From the records, pick out and copy each line containing "color".

Records from a data source:
★ ★ ★
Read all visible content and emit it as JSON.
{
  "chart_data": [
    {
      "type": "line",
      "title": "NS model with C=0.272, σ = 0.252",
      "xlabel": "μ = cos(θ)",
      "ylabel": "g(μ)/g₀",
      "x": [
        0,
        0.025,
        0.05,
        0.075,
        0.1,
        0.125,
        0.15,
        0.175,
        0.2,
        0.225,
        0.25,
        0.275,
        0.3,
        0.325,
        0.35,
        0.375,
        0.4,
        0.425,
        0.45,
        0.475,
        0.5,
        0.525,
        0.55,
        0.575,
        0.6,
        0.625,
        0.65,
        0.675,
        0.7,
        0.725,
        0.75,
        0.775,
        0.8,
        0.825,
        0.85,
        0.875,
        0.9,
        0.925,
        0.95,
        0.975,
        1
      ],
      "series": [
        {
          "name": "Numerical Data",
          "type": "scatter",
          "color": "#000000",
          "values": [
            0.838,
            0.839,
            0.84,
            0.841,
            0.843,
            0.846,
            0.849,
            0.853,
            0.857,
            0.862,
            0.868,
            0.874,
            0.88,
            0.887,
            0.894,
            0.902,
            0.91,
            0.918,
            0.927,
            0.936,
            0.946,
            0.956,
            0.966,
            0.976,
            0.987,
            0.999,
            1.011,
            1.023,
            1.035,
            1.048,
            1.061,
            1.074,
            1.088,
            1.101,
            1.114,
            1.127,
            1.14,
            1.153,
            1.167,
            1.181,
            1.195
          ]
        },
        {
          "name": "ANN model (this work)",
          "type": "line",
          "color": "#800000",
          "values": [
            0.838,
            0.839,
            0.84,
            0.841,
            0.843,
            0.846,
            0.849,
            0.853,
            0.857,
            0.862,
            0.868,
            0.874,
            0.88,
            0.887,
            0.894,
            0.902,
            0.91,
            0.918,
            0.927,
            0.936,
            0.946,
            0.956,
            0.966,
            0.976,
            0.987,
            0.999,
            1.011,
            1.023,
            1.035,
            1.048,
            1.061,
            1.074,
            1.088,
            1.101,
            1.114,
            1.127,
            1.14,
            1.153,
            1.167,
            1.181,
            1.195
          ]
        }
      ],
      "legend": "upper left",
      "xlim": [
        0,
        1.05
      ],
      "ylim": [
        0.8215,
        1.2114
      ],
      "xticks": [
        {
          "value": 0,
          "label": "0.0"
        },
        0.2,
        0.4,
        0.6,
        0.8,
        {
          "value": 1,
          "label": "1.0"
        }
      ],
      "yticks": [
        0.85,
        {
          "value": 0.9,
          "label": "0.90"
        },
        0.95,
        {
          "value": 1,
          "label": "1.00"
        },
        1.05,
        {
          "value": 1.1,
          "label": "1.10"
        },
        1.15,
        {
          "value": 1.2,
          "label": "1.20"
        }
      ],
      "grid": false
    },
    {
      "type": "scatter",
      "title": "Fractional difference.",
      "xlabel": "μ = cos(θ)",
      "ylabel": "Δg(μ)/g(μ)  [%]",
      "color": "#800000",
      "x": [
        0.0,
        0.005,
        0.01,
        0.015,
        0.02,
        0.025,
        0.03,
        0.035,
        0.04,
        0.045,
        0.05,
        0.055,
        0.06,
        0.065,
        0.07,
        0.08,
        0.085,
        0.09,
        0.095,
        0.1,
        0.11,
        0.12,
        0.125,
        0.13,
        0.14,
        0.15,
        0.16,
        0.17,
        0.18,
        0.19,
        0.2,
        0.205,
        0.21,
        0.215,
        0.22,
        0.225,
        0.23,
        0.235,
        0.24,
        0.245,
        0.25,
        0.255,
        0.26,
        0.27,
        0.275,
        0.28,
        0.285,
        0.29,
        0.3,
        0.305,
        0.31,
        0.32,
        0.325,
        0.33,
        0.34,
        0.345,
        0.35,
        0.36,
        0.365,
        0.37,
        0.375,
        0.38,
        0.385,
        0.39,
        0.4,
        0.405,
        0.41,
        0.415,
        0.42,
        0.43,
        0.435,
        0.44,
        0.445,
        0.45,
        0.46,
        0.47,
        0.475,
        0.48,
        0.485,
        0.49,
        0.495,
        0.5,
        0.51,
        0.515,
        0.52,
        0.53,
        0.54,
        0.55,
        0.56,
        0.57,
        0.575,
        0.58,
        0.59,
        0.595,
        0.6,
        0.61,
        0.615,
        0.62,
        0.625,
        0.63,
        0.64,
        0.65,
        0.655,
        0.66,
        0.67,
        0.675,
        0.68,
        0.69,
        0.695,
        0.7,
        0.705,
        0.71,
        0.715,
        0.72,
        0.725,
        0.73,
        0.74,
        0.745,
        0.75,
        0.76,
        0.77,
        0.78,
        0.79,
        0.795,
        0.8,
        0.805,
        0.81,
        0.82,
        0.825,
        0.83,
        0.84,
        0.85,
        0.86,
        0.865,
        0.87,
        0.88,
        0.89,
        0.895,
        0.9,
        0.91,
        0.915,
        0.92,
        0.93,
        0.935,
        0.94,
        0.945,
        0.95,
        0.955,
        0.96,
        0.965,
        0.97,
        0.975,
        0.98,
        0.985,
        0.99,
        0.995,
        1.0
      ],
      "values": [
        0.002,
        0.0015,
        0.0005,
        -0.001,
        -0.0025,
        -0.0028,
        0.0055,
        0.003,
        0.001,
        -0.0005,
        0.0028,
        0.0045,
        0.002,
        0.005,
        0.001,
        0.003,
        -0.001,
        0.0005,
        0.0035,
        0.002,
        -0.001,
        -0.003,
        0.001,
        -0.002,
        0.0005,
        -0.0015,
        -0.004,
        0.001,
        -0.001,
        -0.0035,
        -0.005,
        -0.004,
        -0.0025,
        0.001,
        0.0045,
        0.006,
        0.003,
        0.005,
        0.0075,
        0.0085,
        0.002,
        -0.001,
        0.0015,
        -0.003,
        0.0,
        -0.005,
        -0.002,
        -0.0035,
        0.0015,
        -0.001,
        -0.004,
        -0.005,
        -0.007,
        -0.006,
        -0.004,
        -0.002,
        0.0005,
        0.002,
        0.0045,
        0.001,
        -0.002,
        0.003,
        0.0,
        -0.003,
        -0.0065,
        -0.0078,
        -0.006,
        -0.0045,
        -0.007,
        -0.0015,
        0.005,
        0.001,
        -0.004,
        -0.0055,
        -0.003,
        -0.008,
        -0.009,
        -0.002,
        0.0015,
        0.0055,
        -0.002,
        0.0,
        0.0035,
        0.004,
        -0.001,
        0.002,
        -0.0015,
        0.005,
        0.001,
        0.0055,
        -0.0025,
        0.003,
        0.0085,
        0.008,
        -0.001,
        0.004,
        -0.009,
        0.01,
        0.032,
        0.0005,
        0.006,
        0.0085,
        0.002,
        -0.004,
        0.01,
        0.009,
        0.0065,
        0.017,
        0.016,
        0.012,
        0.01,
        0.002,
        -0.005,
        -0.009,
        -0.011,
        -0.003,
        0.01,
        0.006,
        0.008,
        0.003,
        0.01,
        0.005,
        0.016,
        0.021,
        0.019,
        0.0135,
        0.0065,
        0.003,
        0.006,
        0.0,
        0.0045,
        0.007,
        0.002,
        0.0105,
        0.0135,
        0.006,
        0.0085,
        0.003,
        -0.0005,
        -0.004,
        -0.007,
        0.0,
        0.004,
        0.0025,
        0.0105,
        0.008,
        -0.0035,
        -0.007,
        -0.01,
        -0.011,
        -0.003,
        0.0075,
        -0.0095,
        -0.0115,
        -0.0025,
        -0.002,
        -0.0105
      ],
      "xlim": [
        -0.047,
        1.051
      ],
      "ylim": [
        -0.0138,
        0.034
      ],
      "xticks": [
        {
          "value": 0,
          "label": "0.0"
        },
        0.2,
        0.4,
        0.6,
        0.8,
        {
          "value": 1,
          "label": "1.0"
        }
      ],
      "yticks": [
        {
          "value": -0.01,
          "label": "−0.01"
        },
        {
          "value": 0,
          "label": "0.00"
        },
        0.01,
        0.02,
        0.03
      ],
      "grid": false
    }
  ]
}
★ ★ ★
## [Response below]
          "color": "#000000",
          "color": "#800000",
      "color": "#800000",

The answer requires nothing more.